Instruction: Scan the listing that follows and report how many lines contain "name". Write the number alone.

Data shown:
================================

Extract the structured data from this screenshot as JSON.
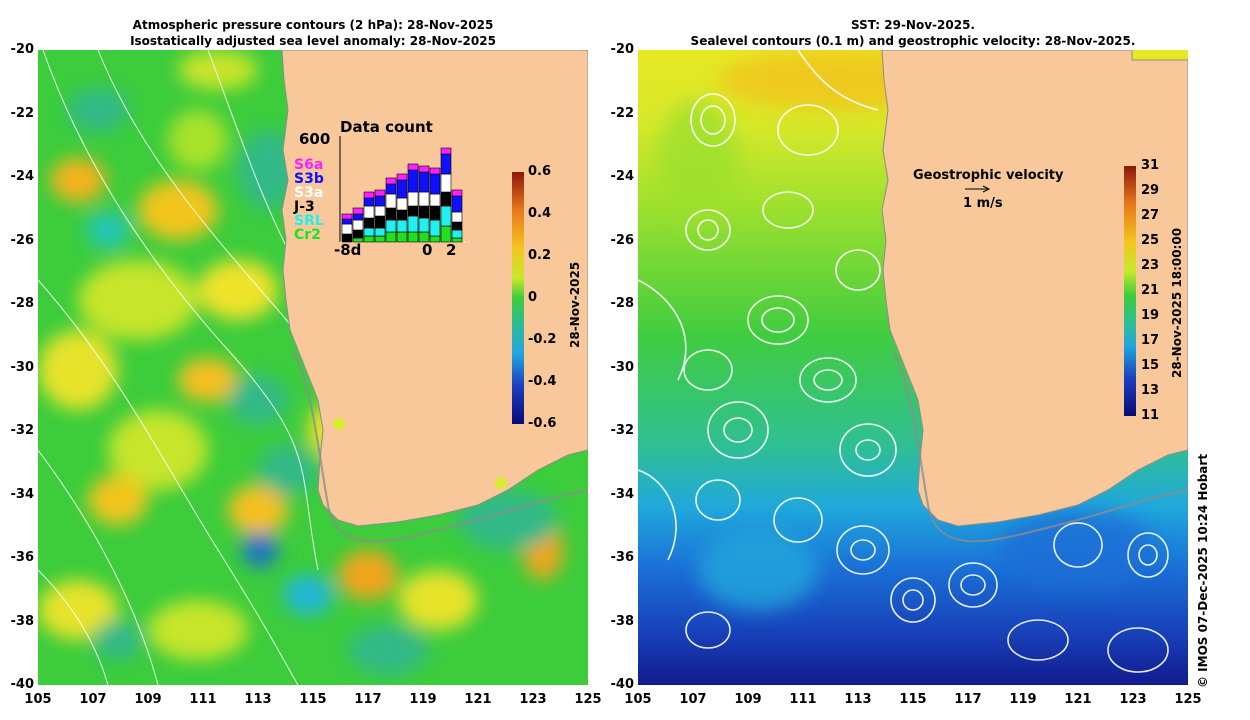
{
  "colors": {
    "land": "#f8c89b",
    "left_bg": "#3ccc3c",
    "right_bg": "#3dcc42",
    "contour": "#ffffff",
    "coast": "#8c8c8c"
  },
  "left_panel": {
    "title_line1": "Atmospheric pressure contours (2 hPa): 28-Nov-2025",
    "title_line2": "Isostatically adjusted sea level anomaly: 28-Nov-2025",
    "colorbar_date": "28-Nov-2025",
    "colorbar_ticks": [
      "0.6",
      "0.4",
      "0.2",
      "0",
      "-0.2",
      "-0.4",
      "-0.6"
    ],
    "inset": {
      "title": "Data count",
      "y_max_label": "600",
      "x_left_label": "-8d",
      "x_mid_label": "0",
      "x_right_label": "2",
      "satellites": [
        {
          "name": "S6a",
          "color": "#ff20ff"
        },
        {
          "name": "S3b",
          "color": "#1010ff"
        },
        {
          "name": "S3a",
          "color": "#ffffff"
        },
        {
          "name": "J-3",
          "color": "#000000"
        },
        {
          "name": "SRL",
          "color": "#20f0f0"
        },
        {
          "name": "Cr2",
          "color": "#20e020"
        }
      ]
    }
  },
  "right_panel": {
    "title_line1": "SST: 29-Nov-2025.",
    "title_line2": "Sealevel contours (0.1 m) and geostrophic velocity: 28-Nov-2025.",
    "legend_title": "Geostrophic velocity",
    "legend_scale": "1 m/s",
    "colorbar_date": "28-Nov-2025 18:00:00",
    "colorbar_ticks": [
      "31",
      "29",
      "27",
      "25",
      "23",
      "21",
      "19",
      "17",
      "15",
      "13",
      "11"
    ]
  },
  "axes": {
    "y_ticks": [
      "-20",
      "-22",
      "-24",
      "-26",
      "-28",
      "-30",
      "-32",
      "-34",
      "-36",
      "-38",
      "-40"
    ],
    "x_ticks": [
      "105",
      "107",
      "109",
      "111",
      "113",
      "115",
      "117",
      "119",
      "121",
      "123",
      "125"
    ]
  },
  "copyright": "© IMOS 07-Dec-2025 10:24 Hobart"
}
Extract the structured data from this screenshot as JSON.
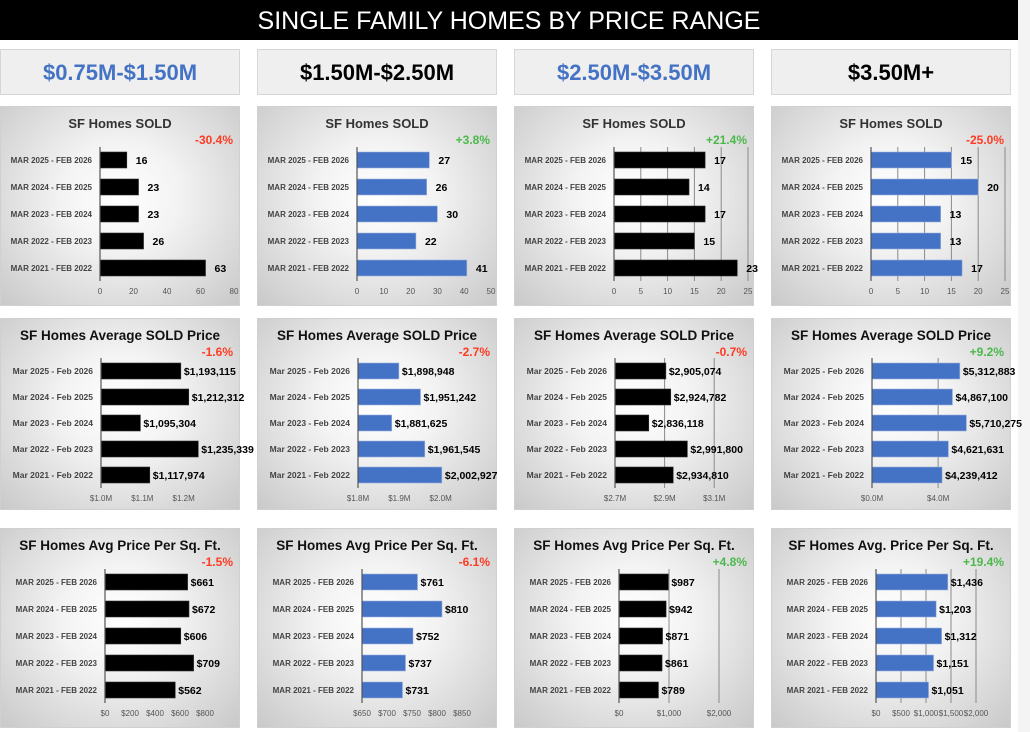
{
  "header": {
    "title": "SINGLE FAMILY HOMES BY PRICE RANGE"
  },
  "columns": [
    {
      "label": "$0.75M-$1.50M",
      "color": "#4472C4"
    },
    {
      "label": "$1.50M-$2.50M",
      "color": "#000000"
    },
    {
      "label": "$2.50M-$3.50M",
      "color": "#4472C4"
    },
    {
      "label": "$3.50M+",
      "color": "#000000"
    }
  ],
  "colors": {
    "bar_black": "#000000",
    "bar_blue": "#4472C4",
    "negative": "#FF3B22",
    "positive": "#4CB84C"
  },
  "chart_data": [
    {
      "type": "bar",
      "orientation": "horizontal",
      "title": "SF Homes SOLD",
      "change": "-30.4%",
      "change_sign": "negative",
      "bar_color": "#000000",
      "grid": false,
      "categories": [
        "MAR 2025 - FEB 2026",
        "MAR 2024 - FEB 2025",
        "MAR 2023 - FEB 2024",
        "MAR 2022 - FEB 2023",
        "MAR 2021 - FEB 2022"
      ],
      "values": [
        16,
        23,
        23,
        26,
        63
      ],
      "data_labels": [
        "16",
        "23",
        "23",
        "26",
        "63"
      ],
      "xlim": [
        0,
        80
      ],
      "ticks": [
        0,
        20,
        40,
        60,
        80
      ],
      "tick_labels": [
        "0",
        "20",
        "40",
        "60",
        "80"
      ]
    },
    {
      "type": "bar",
      "orientation": "horizontal",
      "title": "SF Homes SOLD",
      "change": "+3.8%",
      "change_sign": "positive",
      "bar_color": "#4472C4",
      "grid": false,
      "categories": [
        "MAR 2025 - FEB 2026",
        "MAR 2024 - FEB 2025",
        "MAR 2023 - FEB 2024",
        "MAR 2022 - FEB 2023",
        "MAR 2021 - FEB 2022"
      ],
      "values": [
        27,
        26,
        30,
        22,
        41
      ],
      "data_labels": [
        "27",
        "26",
        "30",
        "22",
        "41"
      ],
      "xlim": [
        0,
        50
      ],
      "ticks": [
        0,
        10,
        20,
        30,
        40,
        50
      ],
      "tick_labels": [
        "0",
        "10",
        "20",
        "30",
        "40",
        "50"
      ]
    },
    {
      "type": "bar",
      "orientation": "horizontal",
      "title": "SF Homes SOLD",
      "change": "+21.4%",
      "change_sign": "positive",
      "bar_color": "#000000",
      "grid": true,
      "categories": [
        "MAR 2025 - FEB 2026",
        "MAR 2024 - FEB 2025",
        "MAR 2023 - FEB 2024",
        "MAR 2022 - FEB 2023",
        "MAR 2021 - FEB 2022"
      ],
      "values": [
        17,
        14,
        17,
        15,
        23
      ],
      "data_labels": [
        "17",
        "14",
        "17",
        "15",
        "23"
      ],
      "xlim": [
        0,
        25
      ],
      "ticks": [
        0,
        5,
        10,
        15,
        20,
        25
      ],
      "tick_labels": [
        "0",
        "5",
        "10",
        "15",
        "20",
        "25"
      ]
    },
    {
      "type": "bar",
      "orientation": "horizontal",
      "title": "SF Homes SOLD",
      "change": "-25.0%",
      "change_sign": "negative",
      "bar_color": "#4472C4",
      "grid": true,
      "categories": [
        "MAR 2025 - FEB 2026",
        "MAR 2024 - FEB 2025",
        "MAR 2023 - FEB 2024",
        "MAR 2022 - FEB 2023",
        "MAR 2021 - FEB 2022"
      ],
      "values": [
        15,
        20,
        13,
        13,
        17
      ],
      "data_labels": [
        "15",
        "20",
        "13",
        "13",
        "17"
      ],
      "xlim": [
        0,
        25
      ],
      "ticks": [
        0,
        5,
        10,
        15,
        20,
        25
      ],
      "tick_labels": [
        "0",
        "5",
        "10",
        "15",
        "20",
        "25"
      ]
    },
    {
      "type": "bar",
      "orientation": "horizontal",
      "title": "SF Homes Average SOLD Price",
      "change": "-1.6%",
      "change_sign": "negative",
      "bar_color": "#000000",
      "grid": false,
      "categories": [
        "Mar 2025 - Feb 2026",
        "Mar 2024 - Feb 2025",
        "Mar 2023 - Feb 2024",
        "Mar 2022 - Feb 2023",
        "Mar 2021 - Feb 2022"
      ],
      "values": [
        1193115,
        1212312,
        1095304,
        1235339,
        1117974
      ],
      "data_labels": [
        "$1,193,115",
        "$1,212,312",
        "$1,095,304",
        "$1,235,339",
        "$1,117,974"
      ],
      "xlim": [
        1000000,
        1300000
      ],
      "ticks": [
        1000000,
        1100000,
        1200000
      ],
      "tick_labels": [
        "$1.0M",
        "$1.1M",
        "$1.2M"
      ]
    },
    {
      "type": "bar",
      "orientation": "horizontal",
      "title": "SF Homes Average SOLD Price",
      "change": "-2.7%",
      "change_sign": "negative",
      "bar_color": "#4472C4",
      "grid": false,
      "categories": [
        "Mar 2025 - Feb 2026",
        "Mar 2024 - Feb 2025",
        "Mar 2023 - Feb 2024",
        "Mar 2022 - Feb 2023",
        "Mar 2021 - Feb 2022"
      ],
      "values": [
        1898948,
        1951242,
        1881625,
        1961545,
        2002927
      ],
      "data_labels": [
        "$1,898,948",
        "$1,951,242",
        "$1,881,625",
        "$1,961,545",
        "$2,002,927"
      ],
      "xlim": [
        1800000,
        2100000
      ],
      "ticks": [
        1800000,
        1900000,
        2000000
      ],
      "tick_labels": [
        "$1.8M",
        "$1.9M",
        "$2.0M"
      ]
    },
    {
      "type": "bar",
      "orientation": "horizontal",
      "title": "SF Homes Average SOLD Price",
      "change": "-0.7%",
      "change_sign": "negative",
      "bar_color": "#000000",
      "grid": true,
      "categories": [
        "Mar 2025 - Feb 2026",
        "Mar 2024 - Feb 2025",
        "Mar 2023 - Feb 2024",
        "Mar 2022 - Feb 2023",
        "Mar 2021 - Feb 2022"
      ],
      "values": [
        2905074,
        2924782,
        2836118,
        2991800,
        2934810
      ],
      "data_labels": [
        "$2,905,074",
        "$2,924,782",
        "$2,836,118",
        "$2,991,800",
        "$2,934,810"
      ],
      "xlim": [
        2700000,
        3200000
      ],
      "ticks": [
        2700000,
        2900000,
        3100000
      ],
      "tick_labels": [
        "$2.7M",
        "$2.9M",
        "$3.1M"
      ]
    },
    {
      "type": "bar",
      "orientation": "horizontal",
      "title": "SF Homes Average SOLD Price",
      "change": "+9.2%",
      "change_sign": "positive",
      "bar_color": "#4472C4",
      "grid": true,
      "categories": [
        "Mar 2025 - Feb 2026",
        "Mar 2024 - Feb 2025",
        "Mar 2023 - Feb 2024",
        "Mar 2022 - Feb 2023",
        "Mar 2021 - Feb 2022"
      ],
      "values": [
        5312883,
        4867100,
        5710275,
        4621631,
        4239412
      ],
      "data_labels": [
        "$5,312,883",
        "$4,867,100",
        "$5,710,275",
        "$4,621,631",
        "$4,239,412"
      ],
      "xlim": [
        0,
        7500000
      ],
      "ticks": [
        0,
        4000000
      ],
      "tick_labels": [
        "$0.0M",
        "$4.0M"
      ]
    },
    {
      "type": "bar",
      "orientation": "horizontal",
      "title": "SF Homes Avg Price Per Sq. Ft.",
      "change": "-1.5%",
      "change_sign": "negative",
      "bar_color": "#000000",
      "grid": false,
      "categories": [
        "MAR 2025 - FEB 2026",
        "MAR 2024 - FEB 2025",
        "MAR 2023 - FEB 2024",
        "MAR 2022 - FEB 2023",
        "MAR 2021 - FEB 2022"
      ],
      "values": [
        661,
        672,
        606,
        709,
        562
      ],
      "data_labels": [
        "$661",
        "$672",
        "$606",
        "$709",
        "$562"
      ],
      "xlim": [
        0,
        800
      ],
      "ticks": [
        0,
        200,
        400,
        600,
        800
      ],
      "tick_labels": [
        "$0",
        "$200",
        "$400",
        "$600",
        "$800"
      ]
    },
    {
      "type": "bar",
      "orientation": "horizontal",
      "title": "SF Homes Avg Price Per Sq. Ft.",
      "change": "-6.1%",
      "change_sign": "negative",
      "bar_color": "#4472C4",
      "grid": false,
      "categories": [
        "MAR 2025 - FEB 2026",
        "MAR 2024 - FEB 2025",
        "MAR 2023 - FEB 2024",
        "MAR 2022 - FEB 2023",
        "MAR 2021 - FEB 2022"
      ],
      "values": [
        761,
        810,
        752,
        737,
        731
      ],
      "data_labels": [
        "$761",
        "$810",
        "$752",
        "$737",
        "$731"
      ],
      "xlim": [
        650,
        850
      ],
      "ticks": [
        650,
        700,
        750,
        800,
        850
      ],
      "tick_labels": [
        "$650",
        "$700",
        "$750",
        "$800",
        "$850"
      ]
    },
    {
      "type": "bar",
      "orientation": "horizontal",
      "title": "SF Homes Avg Price Per Sq. Ft.",
      "change": "+4.8%",
      "change_sign": "positive",
      "bar_color": "#000000",
      "grid": true,
      "categories": [
        "MAR 2025 - FEB 2026",
        "MAR 2024 - FEB 2025",
        "MAR 2023 - FEB 2024",
        "MAR 2022 - FEB 2023",
        "MAR 2021 - FEB 2022"
      ],
      "values": [
        987,
        942,
        871,
        861,
        789
      ],
      "data_labels": [
        "$987",
        "$942",
        "$871",
        "$861",
        "$789"
      ],
      "xlim": [
        0,
        2000
      ],
      "ticks": [
        0,
        1000,
        2000
      ],
      "tick_labels": [
        "$0",
        "$1,000",
        "$2,000"
      ]
    },
    {
      "type": "bar",
      "orientation": "horizontal",
      "title": "SF Homes Avg. Price Per Sq. Ft.",
      "change": "+19.4%",
      "change_sign": "positive",
      "bar_color": "#4472C4",
      "grid": true,
      "categories": [
        "MAR 2025 - FEB 2026",
        "MAR 2024 - FEB 2025",
        "MAR 2023 - FEB 2024",
        "MAR 2022 - FEB 2023",
        "MAR 2021 - FEB 2022"
      ],
      "values": [
        1436,
        1203,
        1312,
        1151,
        1051
      ],
      "data_labels": [
        "$1,436",
        "$1,203",
        "$1,312",
        "$1,151",
        "$1,051"
      ],
      "xlim": [
        0,
        2000
      ],
      "ticks": [
        0,
        500,
        1000,
        1500,
        2000
      ],
      "tick_labels": [
        "$0",
        "$500",
        "$1,000",
        "$1,500",
        "$2,000"
      ]
    }
  ]
}
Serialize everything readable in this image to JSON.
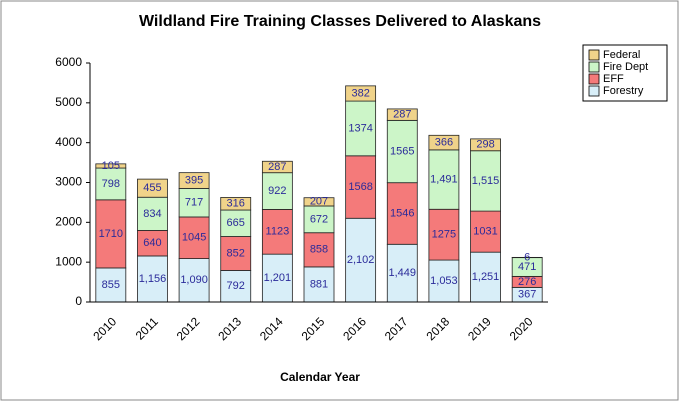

================================

The result: 6